Each entry below is to be duplicated verbatim.

## Dataset records
====

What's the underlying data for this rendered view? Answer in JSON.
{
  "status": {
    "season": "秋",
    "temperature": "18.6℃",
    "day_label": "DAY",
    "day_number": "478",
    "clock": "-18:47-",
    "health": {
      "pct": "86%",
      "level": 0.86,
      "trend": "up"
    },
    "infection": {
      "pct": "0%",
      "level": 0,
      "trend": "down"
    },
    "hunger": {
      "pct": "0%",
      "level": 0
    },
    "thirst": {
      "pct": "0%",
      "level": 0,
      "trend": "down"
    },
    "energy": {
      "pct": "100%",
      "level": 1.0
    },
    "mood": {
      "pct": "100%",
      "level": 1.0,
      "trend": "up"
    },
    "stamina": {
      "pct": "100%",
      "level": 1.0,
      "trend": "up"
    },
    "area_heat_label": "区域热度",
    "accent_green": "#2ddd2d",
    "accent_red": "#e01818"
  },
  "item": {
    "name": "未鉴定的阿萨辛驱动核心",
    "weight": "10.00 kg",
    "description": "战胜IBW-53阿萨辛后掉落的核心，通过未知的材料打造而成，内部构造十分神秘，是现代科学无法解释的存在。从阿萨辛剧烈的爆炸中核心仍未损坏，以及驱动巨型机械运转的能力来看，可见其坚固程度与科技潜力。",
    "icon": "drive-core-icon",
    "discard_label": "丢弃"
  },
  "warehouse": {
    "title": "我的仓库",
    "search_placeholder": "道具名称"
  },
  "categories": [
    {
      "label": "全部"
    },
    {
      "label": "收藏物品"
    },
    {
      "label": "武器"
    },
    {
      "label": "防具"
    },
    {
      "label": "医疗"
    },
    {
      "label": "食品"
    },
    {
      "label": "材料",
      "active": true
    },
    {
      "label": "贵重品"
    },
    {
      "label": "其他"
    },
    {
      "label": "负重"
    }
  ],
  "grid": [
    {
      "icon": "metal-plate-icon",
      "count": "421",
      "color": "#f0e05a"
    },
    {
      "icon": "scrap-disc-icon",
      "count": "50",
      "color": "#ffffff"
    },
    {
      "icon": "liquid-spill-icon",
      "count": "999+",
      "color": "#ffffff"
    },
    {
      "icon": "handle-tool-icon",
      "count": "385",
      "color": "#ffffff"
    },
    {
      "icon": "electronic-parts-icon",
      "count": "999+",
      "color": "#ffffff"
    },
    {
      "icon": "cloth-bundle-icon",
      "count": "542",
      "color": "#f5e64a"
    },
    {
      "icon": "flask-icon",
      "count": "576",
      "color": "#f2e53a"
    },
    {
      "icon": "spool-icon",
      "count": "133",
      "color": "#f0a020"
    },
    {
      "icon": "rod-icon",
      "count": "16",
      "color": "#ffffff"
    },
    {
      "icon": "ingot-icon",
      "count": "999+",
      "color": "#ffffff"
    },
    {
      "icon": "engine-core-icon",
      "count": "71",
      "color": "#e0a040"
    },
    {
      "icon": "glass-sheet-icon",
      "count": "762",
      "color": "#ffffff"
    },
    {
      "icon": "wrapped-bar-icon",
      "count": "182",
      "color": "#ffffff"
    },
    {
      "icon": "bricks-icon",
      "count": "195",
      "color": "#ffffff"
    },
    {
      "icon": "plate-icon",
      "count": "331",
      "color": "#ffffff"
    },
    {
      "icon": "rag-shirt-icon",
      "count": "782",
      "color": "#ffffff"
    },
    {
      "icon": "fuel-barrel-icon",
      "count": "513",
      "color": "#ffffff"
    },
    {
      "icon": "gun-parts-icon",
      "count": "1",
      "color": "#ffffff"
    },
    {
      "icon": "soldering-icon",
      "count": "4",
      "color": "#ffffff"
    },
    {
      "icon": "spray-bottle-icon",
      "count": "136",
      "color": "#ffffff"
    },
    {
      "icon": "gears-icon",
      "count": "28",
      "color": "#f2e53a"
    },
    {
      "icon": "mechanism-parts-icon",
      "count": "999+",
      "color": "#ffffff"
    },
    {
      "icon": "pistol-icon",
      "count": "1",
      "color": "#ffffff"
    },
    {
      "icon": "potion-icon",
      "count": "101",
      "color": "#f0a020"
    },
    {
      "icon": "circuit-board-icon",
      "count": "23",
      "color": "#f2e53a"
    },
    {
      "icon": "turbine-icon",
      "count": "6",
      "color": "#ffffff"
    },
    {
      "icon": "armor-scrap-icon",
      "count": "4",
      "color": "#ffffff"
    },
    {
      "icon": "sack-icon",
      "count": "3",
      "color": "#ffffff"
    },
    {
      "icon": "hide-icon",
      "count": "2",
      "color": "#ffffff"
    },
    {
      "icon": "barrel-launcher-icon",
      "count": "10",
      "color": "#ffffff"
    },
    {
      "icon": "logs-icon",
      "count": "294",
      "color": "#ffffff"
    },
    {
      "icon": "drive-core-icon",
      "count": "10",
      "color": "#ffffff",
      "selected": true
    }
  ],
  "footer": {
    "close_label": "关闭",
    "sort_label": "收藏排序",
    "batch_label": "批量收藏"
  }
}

====

## Solved exercise
What's the underlying data for this rendered view? Answer in JSON.
{
  "status": {
    "season": "秋",
    "temperature": "18.6℃",
    "day_label": "DAY",
    "day_number": "478",
    "clock": "-18:47-",
    "health": {
      "pct": "86%",
      "level": 0.86,
      "trend": "up"
    },
    "infection": {
      "pct": "0%",
      "level": 0,
      "trend": "down"
    },
    "hunger": {
      "pct": "0%",
      "level": 0
    },
    "thirst": {
      "pct": "0%",
      "level": 0,
      "trend": "down"
    },
    "energy": {
      "pct": "100%",
      "level": 1.0
    },
    "mood": {
      "pct": "100%",
      "level": 1.0,
      "trend": "up"
    },
    "stamina": {
      "pct": "100%",
      "level": 1.0,
      "trend": "up"
    },
    "area_heat_label": "区域热度",
    "accent_green": "#2ddd2d",
    "accent_red": "#e01818"
  },
  "item": {
    "name": "未鉴定的阿萨辛驱动核心",
    "weight": "10.00 kg",
    "description": "战胜IBW-53阿萨辛后掉落的核心，通过未知的材料打造而成，内部构造十分神秘，是现代科学无法解释的存在。从阿萨辛剧烈的爆炸中核心仍未损坏，以及驱动巨型机械运转的能力来看，可见其坚固程度与科技潜力。",
    "icon": "drive-core-icon",
    "discard_label": "丢弃"
  },
  "warehouse": {
    "title": "我的仓库",
    "search_placeholder": "道具名称"
  },
  "categories": [
    {
      "label": "全部"
    },
    {
      "label": "收藏物品"
    },
    {
      "label": "武器"
    },
    {
      "label": "防具"
    },
    {
      "label": "医疗"
    },
    {
      "label": "食品"
    },
    {
      "label": "材料",
      "active": true
    },
    {
      "label": "贵重品"
    },
    {
      "label": "其他"
    },
    {
      "label": "负重"
    }
  ],
  "grid": [
    {
      "icon": "metal-plate-icon",
      "count": "421",
      "color": "#f0e05a"
    },
    {
      "icon": "scrap-disc-icon",
      "count": "50",
      "color": "#ffffff"
    },
    {
      "icon": "liquid-spill-icon",
      "count": "999+",
      "color": "#ffffff"
    },
    {
      "icon": "handle-tool-icon",
      "count": "385",
      "color": "#ffffff"
    },
    {
      "icon": "electronic-parts-icon",
      "count": "999+",
      "color": "#ffffff"
    },
    {
      "icon": "cloth-bundle-icon",
      "count": "542",
      "color": "#f5e64a"
    },
    {
      "icon": "flask-icon",
      "count": "576",
      "color": "#f2e53a"
    },
    {
      "icon": "spool-icon",
      "count": "133",
      "color": "#f0a020"
    },
    {
      "icon": "rod-icon",
      "count": "16",
      "color": "#ffffff"
    },
    {
      "icon": "ingot-icon",
      "count": "999+",
      "color": "#ffffff"
    },
    {
      "icon": "engine-core-icon",
      "count": "71",
      "color": "#e0a040"
    },
    {
      "icon": "glass-sheet-icon",
      "count": "762",
      "color": "#ffffff"
    },
    {
      "icon": "wrapped-bar-icon",
      "count": "182",
      "color": "#ffffff"
    },
    {
      "icon": "bricks-icon",
      "count": "195",
      "color": "#ffffff"
    },
    {
      "icon": "plate-icon",
      "count": "331",
      "color": "#ffffff"
    },
    {
      "icon": "rag-shirt-icon",
      "count": "782",
      "color": "#ffffff"
    },
    {
      "icon": "fuel-barrel-icon",
      "count": "513",
      "color": "#ffffff"
    },
    {
      "icon": "gun-parts-icon",
      "count": "1",
      "color": "#ffffff"
    },
    {
      "icon": "soldering-icon",
      "count": "4",
      "color": "#ffffff"
    },
    {
      "icon": "spray-bottle-icon",
      "count": "136",
      "color": "#ffffff"
    },
    {
      "icon": "gears-icon",
      "count": "28",
      "color": "#f2e53a"
    },
    {
      "icon": "mechanism-parts-icon",
      "count": "999+",
      "color": "#ffffff"
    },
    {
      "icon": "pistol-icon",
      "count": "1",
      "color": "#ffffff"
    },
    {
      "icon": "potion-icon",
      "count": "101",
      "color": "#f0a020"
    },
    {
      "icon": "circuit-board-icon",
      "count": "23",
      "color": "#f2e53a"
    },
    {
      "icon": "turbine-icon",
      "count": "6",
      "color": "#ffffff"
    },
    {
      "icon": "armor-scrap-icon",
      "count": "4",
      "color": "#ffffff"
    },
    {
      "icon": "sack-icon",
      "count": "3",
      "color": "#ffffff"
    },
    {
      "icon": "hide-icon",
      "count": "2",
      "color": "#ffffff"
    },
    {
      "icon": "barrel-launcher-icon",
      "count": "10",
      "color": "#ffffff"
    },
    {
      "icon": "logs-icon",
      "count": "294",
      "color": "#ffffff"
    },
    {
      "icon": "drive-core-icon",
      "count": "10",
      "color": "#ffffff",
      "selected": true
    }
  ],
  "footer": {
    "close_label": "关闭",
    "sort_label": "收藏排序",
    "batch_label": "批量收藏"
  }
}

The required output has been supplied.